Find every line with the word "visar". Copy those lines.

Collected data
________________________________________

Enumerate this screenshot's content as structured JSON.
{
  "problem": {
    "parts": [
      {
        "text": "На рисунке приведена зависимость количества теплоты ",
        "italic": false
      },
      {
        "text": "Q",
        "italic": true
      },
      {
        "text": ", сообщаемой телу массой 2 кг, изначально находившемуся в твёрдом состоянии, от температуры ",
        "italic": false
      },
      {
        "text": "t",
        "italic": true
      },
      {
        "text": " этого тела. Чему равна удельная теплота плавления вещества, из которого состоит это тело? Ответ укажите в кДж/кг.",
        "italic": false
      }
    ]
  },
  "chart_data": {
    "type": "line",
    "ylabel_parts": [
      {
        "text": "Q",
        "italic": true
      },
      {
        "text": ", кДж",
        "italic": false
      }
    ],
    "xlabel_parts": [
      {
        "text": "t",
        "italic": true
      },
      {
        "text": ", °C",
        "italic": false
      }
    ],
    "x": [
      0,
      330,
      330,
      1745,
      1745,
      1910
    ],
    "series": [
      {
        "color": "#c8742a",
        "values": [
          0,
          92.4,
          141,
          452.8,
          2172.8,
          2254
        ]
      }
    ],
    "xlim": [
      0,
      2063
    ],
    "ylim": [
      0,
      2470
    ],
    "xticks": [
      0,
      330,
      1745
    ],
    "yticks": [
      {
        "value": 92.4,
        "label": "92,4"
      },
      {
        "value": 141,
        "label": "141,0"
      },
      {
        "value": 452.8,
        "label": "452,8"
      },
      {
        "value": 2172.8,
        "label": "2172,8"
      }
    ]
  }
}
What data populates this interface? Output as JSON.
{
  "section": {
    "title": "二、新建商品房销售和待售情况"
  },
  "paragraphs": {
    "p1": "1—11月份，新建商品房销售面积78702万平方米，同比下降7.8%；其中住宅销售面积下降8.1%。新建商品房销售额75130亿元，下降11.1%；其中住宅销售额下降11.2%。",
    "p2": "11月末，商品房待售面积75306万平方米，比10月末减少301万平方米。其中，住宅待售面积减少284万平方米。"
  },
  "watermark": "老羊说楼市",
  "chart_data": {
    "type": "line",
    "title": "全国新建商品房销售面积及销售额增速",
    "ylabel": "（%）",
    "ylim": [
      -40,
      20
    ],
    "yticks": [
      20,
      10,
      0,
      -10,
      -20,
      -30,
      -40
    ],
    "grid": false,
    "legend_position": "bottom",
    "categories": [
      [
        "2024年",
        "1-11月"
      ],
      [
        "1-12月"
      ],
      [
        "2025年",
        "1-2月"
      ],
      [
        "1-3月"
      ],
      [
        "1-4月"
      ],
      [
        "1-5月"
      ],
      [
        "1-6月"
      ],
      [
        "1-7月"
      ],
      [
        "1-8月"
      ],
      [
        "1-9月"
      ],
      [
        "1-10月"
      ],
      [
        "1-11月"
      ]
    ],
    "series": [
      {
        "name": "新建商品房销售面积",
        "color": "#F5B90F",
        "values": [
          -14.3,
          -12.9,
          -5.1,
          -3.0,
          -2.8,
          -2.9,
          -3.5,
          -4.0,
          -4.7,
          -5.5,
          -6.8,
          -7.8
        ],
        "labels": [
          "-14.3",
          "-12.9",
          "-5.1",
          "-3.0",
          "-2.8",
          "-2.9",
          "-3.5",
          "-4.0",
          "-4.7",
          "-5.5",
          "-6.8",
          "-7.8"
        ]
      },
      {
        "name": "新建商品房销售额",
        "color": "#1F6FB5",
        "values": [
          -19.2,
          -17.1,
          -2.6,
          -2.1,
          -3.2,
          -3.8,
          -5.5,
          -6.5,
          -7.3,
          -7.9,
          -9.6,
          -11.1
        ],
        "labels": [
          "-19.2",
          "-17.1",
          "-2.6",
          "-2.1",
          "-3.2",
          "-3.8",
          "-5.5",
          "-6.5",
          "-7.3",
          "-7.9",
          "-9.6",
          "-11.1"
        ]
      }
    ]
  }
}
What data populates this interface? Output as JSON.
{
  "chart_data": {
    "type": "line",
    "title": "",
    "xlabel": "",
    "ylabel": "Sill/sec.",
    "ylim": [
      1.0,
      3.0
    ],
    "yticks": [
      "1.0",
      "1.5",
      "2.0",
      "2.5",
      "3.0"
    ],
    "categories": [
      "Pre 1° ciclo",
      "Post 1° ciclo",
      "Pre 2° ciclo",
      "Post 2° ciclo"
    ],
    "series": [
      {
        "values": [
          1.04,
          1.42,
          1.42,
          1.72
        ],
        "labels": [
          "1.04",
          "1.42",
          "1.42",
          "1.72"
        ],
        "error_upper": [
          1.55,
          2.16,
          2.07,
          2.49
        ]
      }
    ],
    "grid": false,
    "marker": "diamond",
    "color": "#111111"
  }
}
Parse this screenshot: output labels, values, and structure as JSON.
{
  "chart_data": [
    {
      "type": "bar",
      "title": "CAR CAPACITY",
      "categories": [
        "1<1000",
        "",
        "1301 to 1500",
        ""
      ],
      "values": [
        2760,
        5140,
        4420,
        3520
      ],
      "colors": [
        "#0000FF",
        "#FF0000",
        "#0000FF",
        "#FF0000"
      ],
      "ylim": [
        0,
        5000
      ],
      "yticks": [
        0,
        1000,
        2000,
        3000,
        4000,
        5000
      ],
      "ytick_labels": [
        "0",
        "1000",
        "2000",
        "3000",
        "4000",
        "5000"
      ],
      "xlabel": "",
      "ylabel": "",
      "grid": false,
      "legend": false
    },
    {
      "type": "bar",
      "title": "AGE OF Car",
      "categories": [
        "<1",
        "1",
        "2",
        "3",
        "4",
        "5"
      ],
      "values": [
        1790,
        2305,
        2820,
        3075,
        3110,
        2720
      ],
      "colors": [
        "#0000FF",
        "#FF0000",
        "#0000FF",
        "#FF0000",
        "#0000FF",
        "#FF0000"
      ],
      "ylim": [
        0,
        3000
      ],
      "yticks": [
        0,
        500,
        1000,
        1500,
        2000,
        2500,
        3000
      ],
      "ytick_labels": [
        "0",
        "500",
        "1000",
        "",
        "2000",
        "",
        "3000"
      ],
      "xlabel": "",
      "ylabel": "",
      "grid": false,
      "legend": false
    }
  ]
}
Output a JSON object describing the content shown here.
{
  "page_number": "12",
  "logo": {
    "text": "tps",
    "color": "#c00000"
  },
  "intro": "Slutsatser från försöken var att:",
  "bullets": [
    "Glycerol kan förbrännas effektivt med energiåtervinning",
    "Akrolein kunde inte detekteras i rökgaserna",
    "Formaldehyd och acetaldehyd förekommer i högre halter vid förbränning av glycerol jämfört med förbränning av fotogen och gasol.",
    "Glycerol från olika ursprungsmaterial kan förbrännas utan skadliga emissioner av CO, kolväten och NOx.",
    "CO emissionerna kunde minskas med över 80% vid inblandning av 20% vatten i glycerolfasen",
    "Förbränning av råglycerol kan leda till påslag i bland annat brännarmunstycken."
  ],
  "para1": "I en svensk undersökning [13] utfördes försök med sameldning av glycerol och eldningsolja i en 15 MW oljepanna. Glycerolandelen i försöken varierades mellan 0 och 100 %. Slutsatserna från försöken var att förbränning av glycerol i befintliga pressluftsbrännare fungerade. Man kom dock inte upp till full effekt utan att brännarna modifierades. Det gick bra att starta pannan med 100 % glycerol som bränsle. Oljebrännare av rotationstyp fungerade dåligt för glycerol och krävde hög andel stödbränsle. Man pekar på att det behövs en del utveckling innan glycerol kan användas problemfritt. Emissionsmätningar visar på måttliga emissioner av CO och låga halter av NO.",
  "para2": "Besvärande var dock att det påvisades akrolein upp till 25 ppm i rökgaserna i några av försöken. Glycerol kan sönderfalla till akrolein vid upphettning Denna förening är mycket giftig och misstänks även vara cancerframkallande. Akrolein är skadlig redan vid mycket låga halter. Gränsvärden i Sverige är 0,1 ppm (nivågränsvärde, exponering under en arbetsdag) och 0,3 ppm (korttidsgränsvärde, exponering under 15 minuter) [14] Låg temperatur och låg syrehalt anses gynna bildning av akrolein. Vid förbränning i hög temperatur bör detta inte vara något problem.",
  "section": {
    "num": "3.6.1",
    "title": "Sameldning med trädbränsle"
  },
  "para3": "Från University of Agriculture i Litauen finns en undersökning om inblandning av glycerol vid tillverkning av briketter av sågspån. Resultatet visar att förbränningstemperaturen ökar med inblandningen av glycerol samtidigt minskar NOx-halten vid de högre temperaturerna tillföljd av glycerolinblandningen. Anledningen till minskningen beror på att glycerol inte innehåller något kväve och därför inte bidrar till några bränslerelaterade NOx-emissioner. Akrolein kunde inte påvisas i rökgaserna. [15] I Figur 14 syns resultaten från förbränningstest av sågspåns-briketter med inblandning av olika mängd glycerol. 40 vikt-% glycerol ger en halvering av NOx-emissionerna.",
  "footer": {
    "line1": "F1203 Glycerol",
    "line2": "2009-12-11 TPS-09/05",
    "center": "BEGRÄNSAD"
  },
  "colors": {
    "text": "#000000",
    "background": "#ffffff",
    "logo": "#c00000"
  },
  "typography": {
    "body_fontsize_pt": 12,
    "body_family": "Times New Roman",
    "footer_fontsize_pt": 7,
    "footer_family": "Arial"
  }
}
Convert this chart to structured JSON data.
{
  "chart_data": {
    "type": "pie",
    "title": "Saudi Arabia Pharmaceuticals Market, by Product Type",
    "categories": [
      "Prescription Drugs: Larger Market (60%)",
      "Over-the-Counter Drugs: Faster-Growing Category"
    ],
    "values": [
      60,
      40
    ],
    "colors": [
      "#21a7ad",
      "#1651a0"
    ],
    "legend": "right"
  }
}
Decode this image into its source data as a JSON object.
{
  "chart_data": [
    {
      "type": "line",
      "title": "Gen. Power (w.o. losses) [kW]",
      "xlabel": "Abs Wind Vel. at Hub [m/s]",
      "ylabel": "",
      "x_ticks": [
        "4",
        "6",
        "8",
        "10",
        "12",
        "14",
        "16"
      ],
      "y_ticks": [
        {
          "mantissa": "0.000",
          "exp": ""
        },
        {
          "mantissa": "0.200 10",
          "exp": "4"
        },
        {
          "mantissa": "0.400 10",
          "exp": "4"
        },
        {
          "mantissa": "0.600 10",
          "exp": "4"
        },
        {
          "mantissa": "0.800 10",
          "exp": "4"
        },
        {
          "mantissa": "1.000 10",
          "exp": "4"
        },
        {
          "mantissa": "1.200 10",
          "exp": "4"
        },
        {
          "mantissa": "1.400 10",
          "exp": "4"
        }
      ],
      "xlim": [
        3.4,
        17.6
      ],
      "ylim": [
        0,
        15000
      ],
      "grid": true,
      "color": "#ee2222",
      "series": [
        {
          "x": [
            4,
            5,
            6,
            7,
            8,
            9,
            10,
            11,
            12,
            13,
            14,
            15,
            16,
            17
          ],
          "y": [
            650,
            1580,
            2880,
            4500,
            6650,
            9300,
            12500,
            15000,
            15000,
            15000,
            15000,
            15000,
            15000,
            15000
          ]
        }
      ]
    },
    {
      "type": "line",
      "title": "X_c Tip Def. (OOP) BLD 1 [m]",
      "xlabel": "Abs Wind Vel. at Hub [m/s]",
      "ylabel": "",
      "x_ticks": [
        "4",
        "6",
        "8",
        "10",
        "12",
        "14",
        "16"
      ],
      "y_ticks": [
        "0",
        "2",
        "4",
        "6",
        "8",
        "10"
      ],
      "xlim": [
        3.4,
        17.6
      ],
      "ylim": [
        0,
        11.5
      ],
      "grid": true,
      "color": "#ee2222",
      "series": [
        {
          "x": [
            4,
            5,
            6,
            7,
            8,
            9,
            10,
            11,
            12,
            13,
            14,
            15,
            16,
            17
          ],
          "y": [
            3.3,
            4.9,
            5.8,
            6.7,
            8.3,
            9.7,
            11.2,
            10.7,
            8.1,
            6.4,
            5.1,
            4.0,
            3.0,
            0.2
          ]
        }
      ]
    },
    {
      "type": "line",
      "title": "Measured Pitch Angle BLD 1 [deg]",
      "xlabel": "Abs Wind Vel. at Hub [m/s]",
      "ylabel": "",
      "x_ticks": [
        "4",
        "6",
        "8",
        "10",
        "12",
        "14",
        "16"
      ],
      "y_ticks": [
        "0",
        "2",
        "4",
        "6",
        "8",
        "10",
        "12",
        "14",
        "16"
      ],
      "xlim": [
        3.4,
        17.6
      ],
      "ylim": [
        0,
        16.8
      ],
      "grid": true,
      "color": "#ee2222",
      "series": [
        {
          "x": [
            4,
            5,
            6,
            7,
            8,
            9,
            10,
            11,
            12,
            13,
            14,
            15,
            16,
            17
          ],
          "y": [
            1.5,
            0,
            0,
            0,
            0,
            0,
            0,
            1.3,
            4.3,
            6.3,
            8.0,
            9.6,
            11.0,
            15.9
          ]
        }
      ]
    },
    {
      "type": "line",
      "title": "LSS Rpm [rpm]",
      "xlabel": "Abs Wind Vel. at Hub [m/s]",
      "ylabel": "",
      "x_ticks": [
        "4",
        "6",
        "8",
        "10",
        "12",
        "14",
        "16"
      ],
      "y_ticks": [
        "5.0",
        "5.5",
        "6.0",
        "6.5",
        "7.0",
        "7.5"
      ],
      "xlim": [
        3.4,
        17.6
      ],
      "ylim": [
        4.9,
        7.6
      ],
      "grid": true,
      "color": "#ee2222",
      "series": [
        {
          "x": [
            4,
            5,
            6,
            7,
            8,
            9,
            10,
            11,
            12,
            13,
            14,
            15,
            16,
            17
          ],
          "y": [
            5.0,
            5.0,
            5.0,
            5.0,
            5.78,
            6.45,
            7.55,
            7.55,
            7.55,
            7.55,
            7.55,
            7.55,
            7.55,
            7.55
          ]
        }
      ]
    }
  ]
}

________________________________________

ANSWER FOR THE TASK
  "para1": "I en svensk undersökning [13] utfördes försök med sameldning av glycerol och eldningsolja i en 15 MW oljepanna. Glycerolandelen i försöken varierades mellan 0 och 100 %. Slutsatserna från försöken var att förbränning av glycerol i befintliga pressluftsbrännare fungerade. Man kom dock inte upp till full effekt utan att brännarna modifierades. Det gick bra att starta pannan med 100 % glycerol som bränsle. Oljebrännare av rotationstyp fungerade dåligt för glycerol och krävde hög andel stödbränsle. Man pekar på att det behövs en del utveckling innan glycerol kan användas problemfritt. Emissionsmätningar visar på måttliga emissioner av CO och låga halter av NO.",
  "para3": "Från University of Agriculture i Litauen finns en undersökning om inblandning av glycerol vid tillverkning av briketter av sågspån. Resultatet visar att förbränningstemperaturen ökar med inblandningen av glycerol samtidigt minskar NOx-halten vid de högre temperaturerna tillföljd av glycerolinblandningen. Anledningen till minskningen beror på att glycerol inte innehåller något kväve och därför inte bidrar till några bränslerelaterade NOx-emissioner. Akrolein kunde inte påvisas i rökgaserna. [15] I Figur 14 syns resultaten från förbränningstest av sågspåns-briketter med inblandning av olika mängd glycerol. 40 vikt-% glycerol ger en halvering av NOx-emissionerna.",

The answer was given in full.